• **GOAL**: Copy each line where the word "JSON" occurs.

• **LISTING**:
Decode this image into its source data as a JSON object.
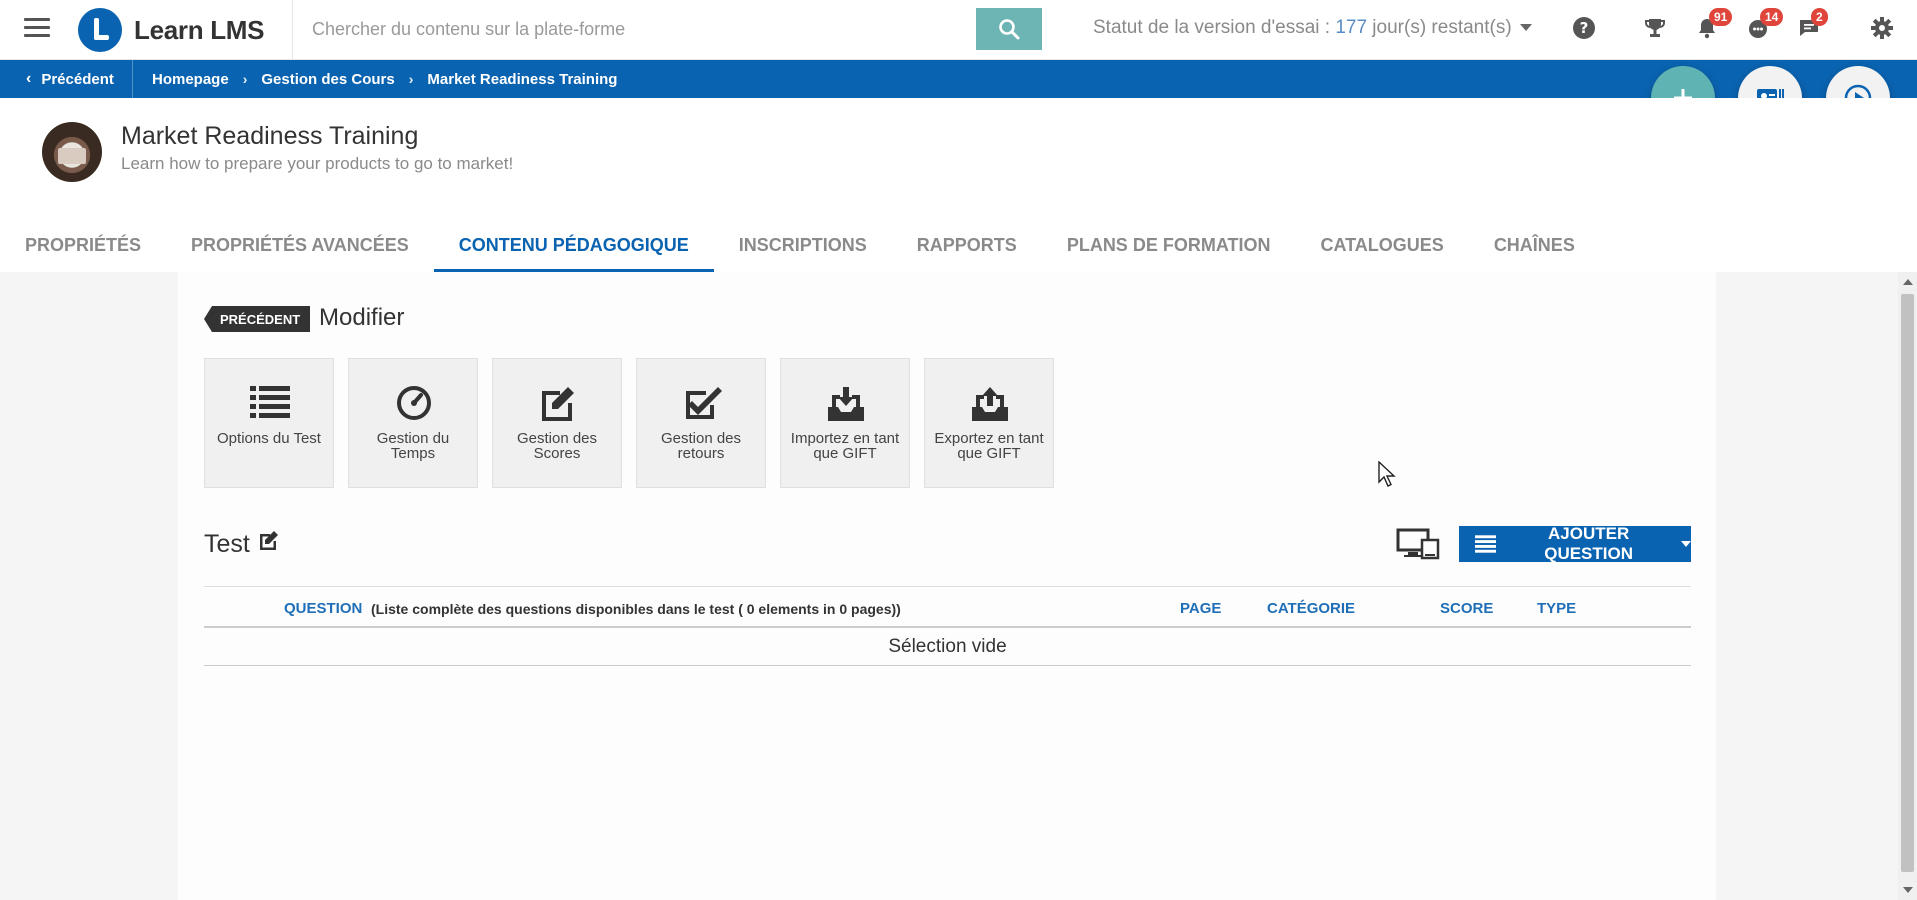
{
  "topbar": {
    "logo_text": "Learn LMS",
    "search_placeholder": "Chercher du contenu sur la plate-forme",
    "trial_prefix": "Statut de la version d'essai : ",
    "trial_days": "177",
    "trial_suffix": " jour(s) restant(s)",
    "badges": {
      "notifications": "91",
      "chat": "14",
      "messages": "2"
    },
    "icons": [
      "menu-icon",
      "search-icon",
      "help-icon",
      "trophy-icon",
      "bell-icon",
      "chat-icon",
      "message-icon",
      "gear-icon"
    ]
  },
  "breadcrumb": {
    "back_label": "Précédent",
    "items": [
      "Homepage",
      "Gestion des Cours",
      "Market Readiness Training"
    ]
  },
  "course": {
    "title": "Market Readiness Training",
    "subtitle": "Learn how to prepare your products to go to market!"
  },
  "tabs": [
    {
      "label": "Propriétés",
      "active": false
    },
    {
      "label": "Propriétés avancées",
      "active": false
    },
    {
      "label": "Contenu pédagogique",
      "active": true
    },
    {
      "label": "Inscriptions",
      "active": false
    },
    {
      "label": "Rapports",
      "active": false
    },
    {
      "label": "Plans de formation",
      "active": false
    },
    {
      "label": "Catalogues",
      "active": false
    },
    {
      "label": "Chaînes",
      "active": false
    }
  ],
  "editor": {
    "prev_tag": "PRÉCÉDENT",
    "heading": "Modifier",
    "tools": [
      {
        "label": "Options du Test",
        "icon": "list-icon"
      },
      {
        "label": "Gestion du Temps",
        "icon": "gauge-icon"
      },
      {
        "label": "Gestion des Scores",
        "icon": "edit-icon"
      },
      {
        "label": "Gestion des retours",
        "icon": "checkbox-icon"
      },
      {
        "label": "Importez en tant que GIFT",
        "icon": "inbox-download-icon"
      },
      {
        "label": "Exportez en tant que GIFT",
        "icon": "inbox-upload-icon"
      }
    ],
    "test_title": "Test",
    "add_question_label": "AJOUTER QUESTION"
  },
  "table": {
    "columns": {
      "question": "QUESTION",
      "page": "PAGE",
      "category": "CATÉGORIE",
      "score": "SCORE",
      "type": "TYPE"
    },
    "note": "(Liste complète des questions disponibles dans le test ( 0 elements in 0 pages))",
    "empty": "Sélection vide"
  },
  "colors": {
    "primary": "#0a63b0",
    "accent": "#5fb3b3",
    "badge": "#e0453b"
  }
}
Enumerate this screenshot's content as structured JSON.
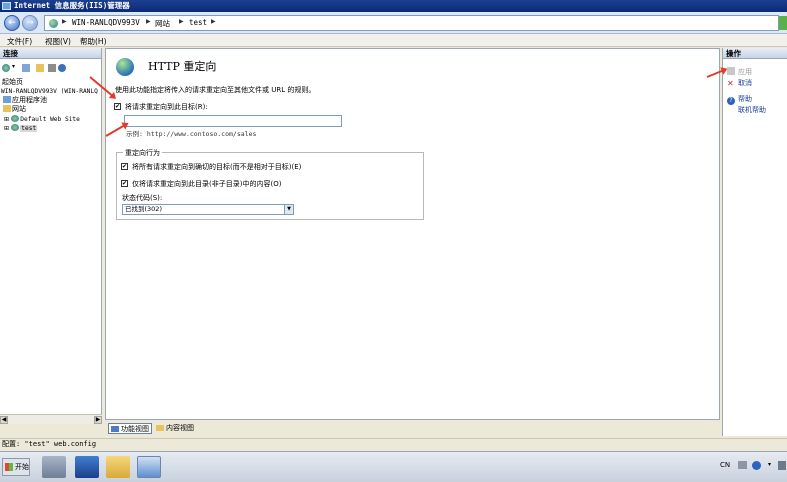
{
  "window": {
    "title": "Internet 信息服务(IIS)管理器"
  },
  "address": {
    "crumbs": [
      "WIN-RANLQDV993V",
      "网站",
      "test"
    ]
  },
  "menu": {
    "file": "文件(F)",
    "view": "视图(V)",
    "help": "帮助(H)"
  },
  "connections": {
    "header": "连接",
    "tree": {
      "start_page": "起始页",
      "server": "WIN-RANLQDV993V (WIN-RANLQ",
      "app_pools": "应用程序池",
      "sites": "网站",
      "default_site": "Default Web Site",
      "test_site": "test"
    }
  },
  "main": {
    "title": "HTTP 重定向",
    "description": "使用此功能指定将传入的请求重定向至其他文件或 URL 的规则。",
    "redirect_checkbox": "将请求重定向到此目标(R):",
    "redirect_target": "",
    "example": "示例: http://www.contoso.com/sales",
    "behavior_group": "重定向行为",
    "exact_destination": "将所有请求重定向到确切的目标(而不是相对于目标)(E)",
    "only_this_dir": "仅将请求重定向到此目录(非子目录)中的内容(O)",
    "status_label": "状态代码(S):",
    "status_value": "已找到(302)"
  },
  "tabs": {
    "features": "功能视图",
    "content": "内容视图"
  },
  "actions": {
    "header": "操作",
    "apply": "应用",
    "cancel": "取消",
    "help": "帮助",
    "online_help": "联机帮助"
  },
  "status": {
    "text": "配置: \"test\" web.config"
  },
  "taskbar": {
    "start": "开始",
    "lang": "CN"
  },
  "colors": {
    "accent": "#1c3f8f",
    "annotation": "#e23b2b"
  }
}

• **RESULT OF THIS EXERCISE**:
Decode this image into its source data as a JSON object.
Enumerate this screenshot's content as structured JSON.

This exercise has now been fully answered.